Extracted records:
>>>

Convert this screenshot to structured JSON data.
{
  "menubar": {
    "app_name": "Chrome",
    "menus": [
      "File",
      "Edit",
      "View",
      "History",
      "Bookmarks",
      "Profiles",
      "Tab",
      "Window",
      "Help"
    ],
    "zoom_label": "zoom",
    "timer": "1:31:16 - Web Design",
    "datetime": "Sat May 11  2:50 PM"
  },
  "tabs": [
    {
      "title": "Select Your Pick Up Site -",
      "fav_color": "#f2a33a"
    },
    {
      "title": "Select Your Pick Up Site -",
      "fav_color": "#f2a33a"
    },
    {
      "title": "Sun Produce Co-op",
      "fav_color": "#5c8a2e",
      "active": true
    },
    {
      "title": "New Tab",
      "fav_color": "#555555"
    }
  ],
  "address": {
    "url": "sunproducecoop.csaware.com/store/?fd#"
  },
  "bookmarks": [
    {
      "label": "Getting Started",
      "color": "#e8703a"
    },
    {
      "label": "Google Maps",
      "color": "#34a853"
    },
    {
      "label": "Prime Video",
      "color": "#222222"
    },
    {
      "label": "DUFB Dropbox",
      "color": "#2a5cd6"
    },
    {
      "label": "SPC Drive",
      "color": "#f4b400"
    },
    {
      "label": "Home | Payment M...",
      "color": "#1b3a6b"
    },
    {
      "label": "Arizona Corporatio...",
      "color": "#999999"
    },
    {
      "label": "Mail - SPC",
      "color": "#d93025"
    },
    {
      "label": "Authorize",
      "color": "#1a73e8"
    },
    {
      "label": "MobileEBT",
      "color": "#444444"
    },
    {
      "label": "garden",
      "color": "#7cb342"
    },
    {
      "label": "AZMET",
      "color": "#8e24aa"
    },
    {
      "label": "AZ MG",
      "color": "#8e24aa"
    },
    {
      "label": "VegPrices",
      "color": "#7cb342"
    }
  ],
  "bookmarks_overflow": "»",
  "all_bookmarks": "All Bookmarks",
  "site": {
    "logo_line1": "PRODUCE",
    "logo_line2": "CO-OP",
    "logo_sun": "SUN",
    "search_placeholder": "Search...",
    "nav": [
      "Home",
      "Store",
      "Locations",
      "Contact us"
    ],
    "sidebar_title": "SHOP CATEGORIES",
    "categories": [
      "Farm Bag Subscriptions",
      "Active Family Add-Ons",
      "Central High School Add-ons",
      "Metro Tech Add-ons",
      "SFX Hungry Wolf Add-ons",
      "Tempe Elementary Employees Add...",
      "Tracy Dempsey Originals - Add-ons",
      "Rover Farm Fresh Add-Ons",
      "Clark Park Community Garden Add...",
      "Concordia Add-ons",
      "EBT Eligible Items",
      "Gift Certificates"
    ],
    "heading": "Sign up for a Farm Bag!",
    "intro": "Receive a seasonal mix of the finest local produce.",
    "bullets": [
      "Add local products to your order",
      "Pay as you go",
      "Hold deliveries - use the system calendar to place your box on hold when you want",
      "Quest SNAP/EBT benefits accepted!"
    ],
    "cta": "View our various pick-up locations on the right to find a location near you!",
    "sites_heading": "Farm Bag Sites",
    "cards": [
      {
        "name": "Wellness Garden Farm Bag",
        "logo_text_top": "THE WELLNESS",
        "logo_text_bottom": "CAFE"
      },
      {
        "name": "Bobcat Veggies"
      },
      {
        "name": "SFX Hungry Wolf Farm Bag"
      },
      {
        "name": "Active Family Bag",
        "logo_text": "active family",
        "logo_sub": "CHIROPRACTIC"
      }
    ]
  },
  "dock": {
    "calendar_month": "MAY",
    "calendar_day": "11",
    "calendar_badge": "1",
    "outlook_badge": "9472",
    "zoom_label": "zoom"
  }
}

<<<

Copy all the entries verbatim.

Convert this screenshot to structured JSON data.
{
  "menubar": {
    "app_name": "Chrome",
    "menus": [
      "File",
      "Edit",
      "View",
      "History",
      "Bookmarks",
      "Profiles",
      "Tab",
      "Window",
      "Help"
    ],
    "zoom_label": "zoom",
    "timer": "1:31:16 - Web Design",
    "datetime": "Sat May 11  2:50 PM"
  },
  "tabs": [
    {
      "title": "Select Your Pick Up Site -",
      "fav_color": "#f2a33a"
    },
    {
      "title": "Select Your Pick Up Site -",
      "fav_color": "#f2a33a"
    },
    {
      "title": "Sun Produce Co-op",
      "fav_color": "#5c8a2e",
      "active": true
    },
    {
      "title": "New Tab",
      "fav_color": "#555555"
    }
  ],
  "address": {
    "url": "sunproducecoop.csaware.com/store/?fd#"
  },
  "bookmarks": [
    {
      "label": "Getting Started",
      "color": "#e8703a"
    },
    {
      "label": "Google Maps",
      "color": "#34a853"
    },
    {
      "label": "Prime Video",
      "color": "#222222"
    },
    {
      "label": "DUFB Dropbox",
      "color": "#2a5cd6"
    },
    {
      "label": "SPC Drive",
      "color": "#f4b400"
    },
    {
      "label": "Home | Payment M...",
      "color": "#1b3a6b"
    },
    {
      "label": "Arizona Corporatio...",
      "color": "#999999"
    },
    {
      "label": "Mail - SPC",
      "color": "#d93025"
    },
    {
      "label": "Authorize",
      "color": "#1a73e8"
    },
    {
      "label": "MobileEBT",
      "color": "#444444"
    },
    {
      "label": "garden",
      "color": "#7cb342"
    },
    {
      "label": "AZMET",
      "color": "#8e24aa"
    },
    {
      "label": "AZ MG",
      "color": "#8e24aa"
    },
    {
      "label": "VegPrices",
      "color": "#7cb342"
    }
  ],
  "bookmarks_overflow": "»",
  "all_bookmarks": "All Bookmarks",
  "site": {
    "logo_line1": "PRODUCE",
    "logo_line2": "CO-OP",
    "logo_sun": "SUN",
    "search_placeholder": "Search...",
    "nav": [
      "Home",
      "Store",
      "Locations",
      "Contact us"
    ],
    "sidebar_title": "SHOP CATEGORIES",
    "categories": [
      "Farm Bag Subscriptions",
      "Active Family Add-Ons",
      "Central High School Add-ons",
      "Metro Tech Add-ons",
      "SFX Hungry Wolf Add-ons",
      "Tempe Elementary Employees Add...",
      "Tracy Dempsey Originals - Add-ons",
      "Rover Farm Fresh Add-Ons",
      "Clark Park Community Garden Add...",
      "Concordia Add-ons",
      "EBT Eligible Items",
      "Gift Certificates"
    ],
    "heading": "Sign up for a Farm Bag!",
    "intro": "Receive a seasonal mix of the finest local produce.",
    "bullets": [
      "Add local products to your order",
      "Pay as you go",
      "Hold deliveries - use the system calendar to place your box on hold when you want",
      "Quest SNAP/EBT benefits accepted!"
    ],
    "cta": "View our various pick-up locations on the right to find a location near you!",
    "sites_heading": "Farm Bag Sites",
    "cards": [
      {
        "name": "Wellness Garden Farm Bag",
        "logo_text_top": "THE WELLNESS",
        "logo_text_bottom": "CAFE"
      },
      {
        "name": "Bobcat Veggies"
      },
      {
        "name": "SFX Hungry Wolf Farm Bag"
      },
      {
        "name": "Active Family Bag",
        "logo_text": "active family",
        "logo_sub": "CHIROPRACTIC"
      }
    ]
  },
  "dock": {
    "calendar_month": "MAY",
    "calendar_day": "11",
    "calendar_badge": "1",
    "outlook_badge": "9472",
    "zoom_label": "zoom"
  }
}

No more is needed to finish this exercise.